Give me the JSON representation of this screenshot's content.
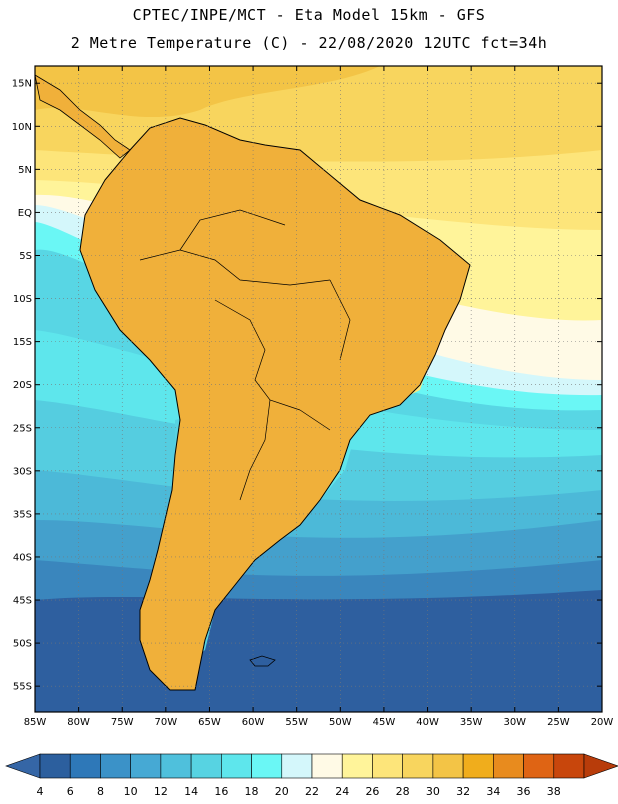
{
  "header": {
    "line1": "CPTEC/INPE/MCT -  Eta Model 15km - GFS",
    "line2": "2 Metre Temperature (C) - 22/08/2020 12UTC fct=34h"
  },
  "map": {
    "projection": "lat-lon",
    "lon_range": [
      -85,
      -20
    ],
    "lat_range": [
      -58,
      17
    ],
    "grid": true,
    "lat_ticks": [
      {
        "value": 15,
        "label": "15N"
      },
      {
        "value": 10,
        "label": "10N"
      },
      {
        "value": 5,
        "label": "5N"
      },
      {
        "value": 0,
        "label": "EQ"
      },
      {
        "value": -5,
        "label": "5S"
      },
      {
        "value": -10,
        "label": "10S"
      },
      {
        "value": -15,
        "label": "15S"
      },
      {
        "value": -20,
        "label": "20S"
      },
      {
        "value": -25,
        "label": "25S"
      },
      {
        "value": -30,
        "label": "30S"
      },
      {
        "value": -35,
        "label": "35S"
      },
      {
        "value": -40,
        "label": "40S"
      },
      {
        "value": -45,
        "label": "45S"
      },
      {
        "value": -50,
        "label": "50S"
      },
      {
        "value": -55,
        "label": "55S"
      }
    ],
    "lon_ticks": [
      {
        "value": -85,
        "label": "85W"
      },
      {
        "value": -80,
        "label": "80W"
      },
      {
        "value": -75,
        "label": "75W"
      },
      {
        "value": -70,
        "label": "70W"
      },
      {
        "value": -65,
        "label": "65W"
      },
      {
        "value": -60,
        "label": "60W"
      },
      {
        "value": -55,
        "label": "55W"
      },
      {
        "value": -50,
        "label": "50W"
      },
      {
        "value": -45,
        "label": "45W"
      },
      {
        "value": -40,
        "label": "40W"
      },
      {
        "value": -35,
        "label": "35W"
      },
      {
        "value": -30,
        "label": "30W"
      },
      {
        "value": -25,
        "label": "25W"
      },
      {
        "value": -20,
        "label": "20W"
      }
    ]
  },
  "colorbar": {
    "labels": [
      "4",
      "6",
      "8",
      "10",
      "12",
      "14",
      "16",
      "18",
      "20",
      "22",
      "24",
      "26",
      "28",
      "30",
      "32",
      "34",
      "36",
      "38"
    ],
    "colors": [
      "#2c5f9e",
      "#2e78b8",
      "#3b92c8",
      "#46a9d4",
      "#4fc0dc",
      "#57d3e2",
      "#5ee6ec",
      "#6af7f5",
      "#d4f7fb",
      "#fffae6",
      "#fff49a",
      "#fde57a",
      "#f8d55e",
      "#f3c446",
      "#f0ad1c",
      "#e88b1e",
      "#df6414",
      "#c8460c"
    ],
    "low_end_color": "#3566a6",
    "high_end_color": "#b83c0a"
  }
}
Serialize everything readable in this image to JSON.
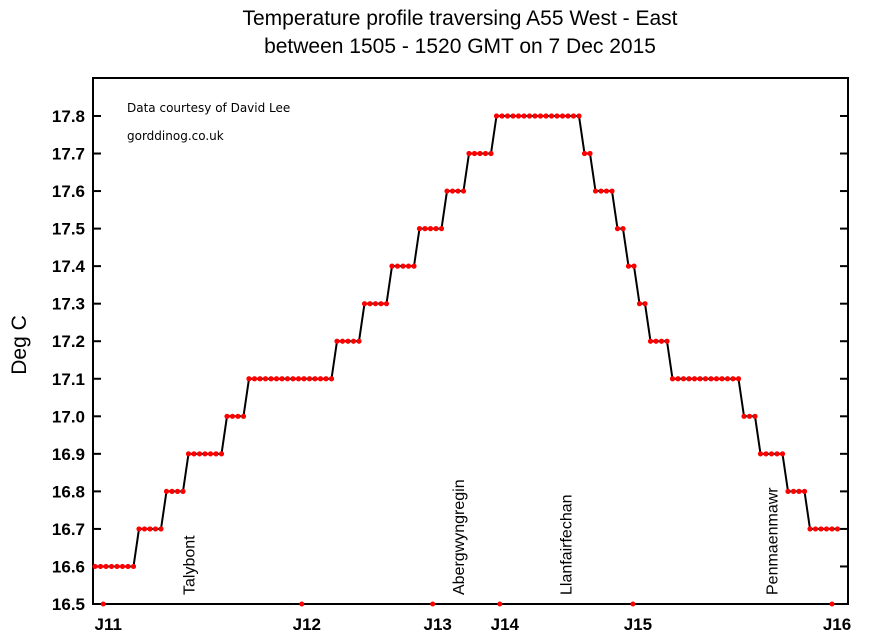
{
  "chart_data": {
    "type": "line",
    "title": "Temperature profile traversing A55  West - East",
    "subtitle": "between  1505 - 1520 GMT   on 7 Dec 2015",
    "xlabel": "",
    "ylabel": "Deg C",
    "ylim": [
      16.5,
      17.9
    ],
    "yticks": [
      "16.5",
      "16.6",
      "16.7",
      "16.8",
      "16.9",
      "17.0",
      "17.1",
      "17.2",
      "17.3",
      "17.4",
      "17.5",
      "17.6",
      "17.7",
      "17.8"
    ],
    "grid": false,
    "line_color": "#000000",
    "marker_color": "#ff0000",
    "annotations": [
      "Data courtesy of David Lee",
      "gorddinog.co.uk"
    ],
    "steps": [
      [
        16.6,
        8
      ],
      [
        16.7,
        5
      ],
      [
        16.8,
        4
      ],
      [
        16.9,
        7
      ],
      [
        17.0,
        4
      ],
      [
        17.1,
        16
      ],
      [
        17.2,
        5
      ],
      [
        17.3,
        5
      ],
      [
        17.4,
        5
      ],
      [
        17.5,
        5
      ],
      [
        17.6,
        4
      ],
      [
        17.7,
        5
      ],
      [
        17.8,
        16
      ],
      [
        17.7,
        2
      ],
      [
        17.6,
        4
      ],
      [
        17.5,
        2
      ],
      [
        17.4,
        2
      ],
      [
        17.3,
        2
      ],
      [
        17.2,
        4
      ],
      [
        17.1,
        13
      ],
      [
        17.0,
        3
      ],
      [
        16.9,
        5
      ],
      [
        16.8,
        4
      ],
      [
        16.7,
        6
      ]
    ],
    "junctions": [
      {
        "label": "J11",
        "x": 1.5
      },
      {
        "label": "J12",
        "x": 37.6
      },
      {
        "label": "J13",
        "x": 61.4
      },
      {
        "label": "J14",
        "x": 73.6
      },
      {
        "label": "J15",
        "x": 97.8
      },
      {
        "label": "J16",
        "x": 134
      }
    ],
    "places": [
      {
        "label": "Talybont",
        "x": 17
      },
      {
        "label": "Abergwyngregin",
        "x": 66
      },
      {
        "label": "Llanfairfechan",
        "x": 85.5
      },
      {
        "label": "Penmaenmawr",
        "x": 123
      }
    ]
  }
}
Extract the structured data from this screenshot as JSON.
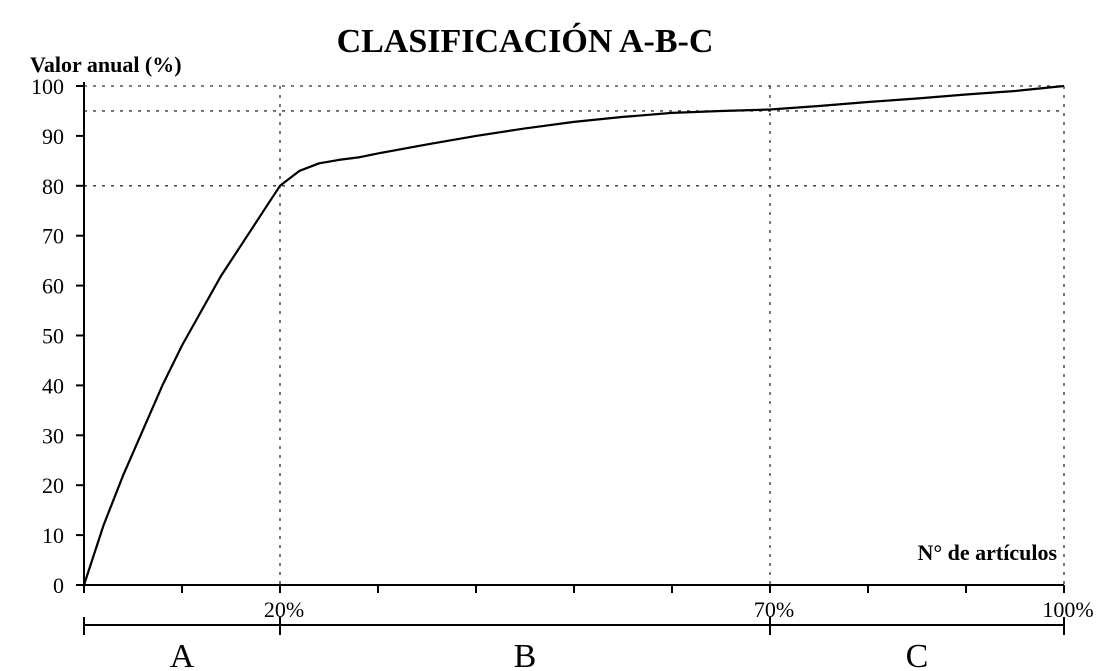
{
  "chart_data": {
    "type": "line",
    "title": "CLASIFICACIÓN A-B-C",
    "ylabel": "Valor anual (%)",
    "xlabel": "N° de artículos",
    "ylim": [
      0,
      100
    ],
    "xlim": [
      0,
      100
    ],
    "y_ticks": [
      0,
      10,
      20,
      30,
      40,
      50,
      60,
      70,
      80,
      90,
      100
    ],
    "x_tick_values": [
      0,
      10,
      20,
      30,
      40,
      50,
      60,
      70,
      80,
      90,
      100
    ],
    "x_labels": [
      {
        "value": 20,
        "label": "20%"
      },
      {
        "value": 70,
        "label": "70%"
      },
      {
        "value": 100,
        "label": "100%"
      }
    ],
    "zones": [
      {
        "label": "A",
        "from": 0,
        "to": 20
      },
      {
        "label": "B",
        "from": 20,
        "to": 70
      },
      {
        "label": "C",
        "from": 70,
        "to": 100
      }
    ],
    "reference_lines": {
      "horizontal": [
        80,
        95,
        100
      ],
      "vertical": [
        20,
        70,
        100
      ]
    },
    "grid": false,
    "series": [
      {
        "x": [
          0,
          2,
          4,
          6,
          8,
          10,
          12,
          14,
          16,
          18,
          20,
          22,
          24,
          26,
          28,
          30,
          35,
          40,
          45,
          50,
          55,
          60,
          65,
          70,
          75,
          80,
          85,
          90,
          95,
          100
        ],
        "y": [
          0,
          12,
          22,
          31,
          40,
          48,
          55,
          62,
          68,
          74,
          80,
          83,
          84.5,
          85.2,
          85.7,
          86.5,
          88.3,
          90,
          91.5,
          92.8,
          93.8,
          94.6,
          95,
          95.3,
          96,
          96.8,
          97.5,
          98.3,
          99,
          100
        ]
      }
    ]
  }
}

_ _ _

- **PROBLEM**: State only how many lines in the material include "this".

- **RESULT OF THE TASK**: 3